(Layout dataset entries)
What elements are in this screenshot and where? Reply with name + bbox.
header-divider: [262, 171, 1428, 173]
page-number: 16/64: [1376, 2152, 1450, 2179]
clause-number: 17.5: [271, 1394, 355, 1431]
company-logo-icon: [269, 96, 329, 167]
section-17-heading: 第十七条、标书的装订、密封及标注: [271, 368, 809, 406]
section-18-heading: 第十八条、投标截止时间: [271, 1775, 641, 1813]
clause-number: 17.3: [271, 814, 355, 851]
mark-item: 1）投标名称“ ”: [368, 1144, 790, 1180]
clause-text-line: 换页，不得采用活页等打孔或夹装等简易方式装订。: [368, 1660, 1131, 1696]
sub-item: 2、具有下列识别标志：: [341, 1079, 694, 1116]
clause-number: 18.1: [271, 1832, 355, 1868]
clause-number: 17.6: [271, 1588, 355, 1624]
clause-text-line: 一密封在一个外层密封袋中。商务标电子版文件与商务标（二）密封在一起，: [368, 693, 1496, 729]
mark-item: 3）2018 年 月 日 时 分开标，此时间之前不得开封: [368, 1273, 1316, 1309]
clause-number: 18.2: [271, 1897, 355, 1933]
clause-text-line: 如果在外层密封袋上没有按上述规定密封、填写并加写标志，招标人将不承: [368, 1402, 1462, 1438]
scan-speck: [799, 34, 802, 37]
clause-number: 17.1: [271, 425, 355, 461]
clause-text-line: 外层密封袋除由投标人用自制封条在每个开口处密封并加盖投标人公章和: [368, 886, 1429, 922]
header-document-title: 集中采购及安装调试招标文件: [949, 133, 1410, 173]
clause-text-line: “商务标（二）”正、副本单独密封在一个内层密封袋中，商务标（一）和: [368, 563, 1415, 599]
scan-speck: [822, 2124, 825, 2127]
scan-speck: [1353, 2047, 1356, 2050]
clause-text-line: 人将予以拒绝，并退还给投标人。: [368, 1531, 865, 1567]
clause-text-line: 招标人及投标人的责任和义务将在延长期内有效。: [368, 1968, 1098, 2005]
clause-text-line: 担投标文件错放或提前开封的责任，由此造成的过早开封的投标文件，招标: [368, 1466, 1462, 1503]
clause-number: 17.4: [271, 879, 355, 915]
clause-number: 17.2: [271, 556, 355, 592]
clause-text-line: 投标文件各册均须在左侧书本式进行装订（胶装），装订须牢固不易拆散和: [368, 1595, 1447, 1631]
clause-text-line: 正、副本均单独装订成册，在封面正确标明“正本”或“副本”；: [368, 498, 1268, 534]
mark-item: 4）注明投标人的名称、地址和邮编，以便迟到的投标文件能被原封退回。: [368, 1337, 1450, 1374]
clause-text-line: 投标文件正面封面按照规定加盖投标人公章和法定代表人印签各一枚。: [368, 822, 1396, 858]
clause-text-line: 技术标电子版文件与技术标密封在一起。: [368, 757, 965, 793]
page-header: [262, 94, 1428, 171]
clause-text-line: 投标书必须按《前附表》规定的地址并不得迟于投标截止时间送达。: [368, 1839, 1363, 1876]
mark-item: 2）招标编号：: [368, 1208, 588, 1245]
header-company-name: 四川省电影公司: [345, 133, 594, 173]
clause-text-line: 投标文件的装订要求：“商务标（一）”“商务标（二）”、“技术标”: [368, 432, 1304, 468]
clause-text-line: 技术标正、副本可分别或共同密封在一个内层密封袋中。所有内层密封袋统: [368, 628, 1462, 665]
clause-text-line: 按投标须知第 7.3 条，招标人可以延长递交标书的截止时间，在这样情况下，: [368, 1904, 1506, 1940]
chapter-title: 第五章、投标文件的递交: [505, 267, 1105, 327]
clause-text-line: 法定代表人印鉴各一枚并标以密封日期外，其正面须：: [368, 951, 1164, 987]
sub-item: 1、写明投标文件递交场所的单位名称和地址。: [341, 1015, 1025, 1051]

• **Task directions**
Reproduce all of the data above line for line, leaving every character unchanged.

• **Exercise result**
What elements are in this screenshot and where? Reply with name + bbox.
header-divider: [262, 171, 1428, 173]
page-number: 16/64: [1376, 2152, 1450, 2179]
clause-number: 17.5: [271, 1394, 355, 1431]
company-logo-icon: [269, 96, 329, 167]
section-17-heading: 第十七条、标书的装订、密封及标注: [271, 368, 809, 406]
section-18-heading: 第十八条、投标截止时间: [271, 1775, 641, 1813]
clause-number: 17.3: [271, 814, 355, 851]
mark-item: 1）投标名称“ ”: [368, 1144, 790, 1180]
clause-text-line: 换页，不得采用活页等打孔或夹装等简易方式装订。: [368, 1660, 1131, 1696]
sub-item: 2、具有下列识别标志：: [341, 1079, 694, 1116]
clause-number: 18.1: [271, 1832, 355, 1868]
clause-number: 17.6: [271, 1588, 355, 1624]
clause-text-line: 一密封在一个外层密封袋中。商务标电子版文件与商务标（二）密封在一起，: [368, 693, 1496, 729]
mark-item: 3）2018 年 月 日 时 分开标，此时间之前不得开封: [368, 1273, 1316, 1309]
clause-number: 18.2: [271, 1897, 355, 1933]
clause-text-line: 如果在外层密封袋上没有按上述规定密封、填写并加写标志，招标人将不承: [368, 1402, 1462, 1438]
scan-speck: [799, 34, 802, 37]
clause-number: 17.1: [271, 425, 355, 461]
clause-text-line: 外层密封袋除由投标人用自制封条在每个开口处密封并加盖投标人公章和: [368, 886, 1429, 922]
header-document-title: 集中采购及安装调试招标文件: [949, 133, 1410, 173]
clause-text-line: “商务标（二）”正、副本单独密封在一个内层密封袋中，商务标（一）和: [368, 563, 1415, 599]
scan-speck: [822, 2124, 825, 2127]
scan-speck: [1353, 2047, 1356, 2050]
clause-text-line: 人将予以拒绝，并退还给投标人。: [368, 1531, 865, 1567]
clause-text-line: 招标人及投标人的责任和义务将在延长期内有效。: [368, 1968, 1098, 2005]
clause-text-line: 担投标文件错放或提前开封的责任，由此造成的过早开封的投标文件，招标: [368, 1466, 1462, 1503]
clause-number: 17.4: [271, 879, 355, 915]
clause-number: 17.2: [271, 556, 355, 592]
clause-text-line: 投标文件各册均须在左侧书本式进行装订（胶装），装订须牢固不易拆散和: [368, 1595, 1447, 1631]
clause-text-line: 正、副本均单独装订成册，在封面正确标明“正本”或“副本”；: [368, 498, 1268, 534]
mark-item: 4）注明投标人的名称、地址和邮编，以便迟到的投标文件能被原封退回。: [368, 1337, 1450, 1374]
clause-text-line: 投标文件正面封面按照规定加盖投标人公章和法定代表人印签各一枚。: [368, 822, 1396, 858]
clause-text-line: 技术标电子版文件与技术标密封在一起。: [368, 757, 965, 793]
page-header: [262, 94, 1428, 171]
clause-text-line: 投标书必须按《前附表》规定的地址并不得迟于投标截止时间送达。: [368, 1839, 1363, 1876]
mark-item: 2）招标编号：: [368, 1208, 588, 1245]
header-company-name: 四川省电影公司: [345, 133, 594, 173]
clause-text-line: 投标文件的装订要求：“商务标（一）”“商务标（二）”、“技术标”: [368, 432, 1304, 468]
clause-text-line: 技术标正、副本可分别或共同密封在一个内层密封袋中。所有内层密封袋统: [368, 628, 1462, 665]
clause-text-line: 按投标须知第 7.3 条，招标人可以延长递交标书的截止时间，在这样情况下，: [368, 1904, 1506, 1940]
chapter-title: 第五章、投标文件的递交: [505, 267, 1105, 327]
clause-text-line: 法定代表人印鉴各一枚并标以密封日期外，其正面须：: [368, 951, 1164, 987]
sub-item: 1、写明投标文件递交场所的单位名称和地址。: [341, 1015, 1025, 1051]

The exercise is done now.